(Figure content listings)

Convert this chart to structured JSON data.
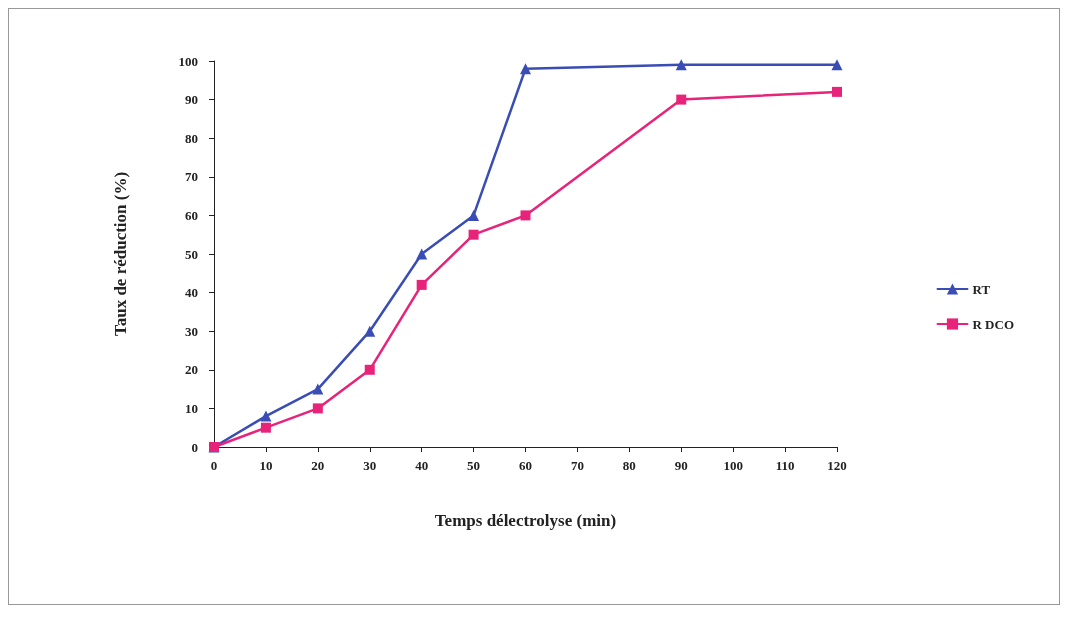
{
  "chart_data": {
    "type": "line",
    "xlabel": "Temps délectrolyse (min)",
    "ylabel": "Taux de réduction (%)",
    "x": [
      0,
      10,
      20,
      30,
      40,
      50,
      60,
      90,
      120
    ],
    "series": [
      {
        "name": "RT",
        "color": "#3a4db5",
        "marker": "triangle",
        "values": [
          0,
          8,
          15,
          30,
          50,
          60,
          98,
          99,
          99
        ]
      },
      {
        "name": "R DCO",
        "color": "#e8237a",
        "marker": "square",
        "values": [
          0,
          5,
          10,
          20,
          42,
          55,
          60,
          90,
          92
        ]
      }
    ],
    "xlim": [
      0,
      120
    ],
    "xticks": [
      0,
      10,
      20,
      30,
      40,
      50,
      60,
      70,
      80,
      90,
      100,
      110,
      120
    ],
    "ylim": [
      0,
      100
    ],
    "yticks": [
      0,
      10,
      20,
      30,
      40,
      50,
      60,
      70,
      80,
      90,
      100
    ],
    "grid": false,
    "legend": "right",
    "line_style": "solid"
  }
}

THE REQUEST: Quote the data exactly, leaving every image out of the copy.

EXPECTED ANSWER:
Convert this chart to structured JSON data.
{
  "chart_data": {
    "type": "line",
    "xlabel": "Temps délectrolyse (min)",
    "ylabel": "Taux de réduction (%)",
    "x": [
      0,
      10,
      20,
      30,
      40,
      50,
      60,
      90,
      120
    ],
    "series": [
      {
        "name": "RT",
        "color": "#3a4db5",
        "marker": "triangle",
        "values": [
          0,
          8,
          15,
          30,
          50,
          60,
          98,
          99,
          99
        ]
      },
      {
        "name": "R DCO",
        "color": "#e8237a",
        "marker": "square",
        "values": [
          0,
          5,
          10,
          20,
          42,
          55,
          60,
          90,
          92
        ]
      }
    ],
    "xlim": [
      0,
      120
    ],
    "xticks": [
      0,
      10,
      20,
      30,
      40,
      50,
      60,
      70,
      80,
      90,
      100,
      110,
      120
    ],
    "ylim": [
      0,
      100
    ],
    "yticks": [
      0,
      10,
      20,
      30,
      40,
      50,
      60,
      70,
      80,
      90,
      100
    ],
    "grid": false,
    "legend": "right",
    "line_style": "solid"
  }
}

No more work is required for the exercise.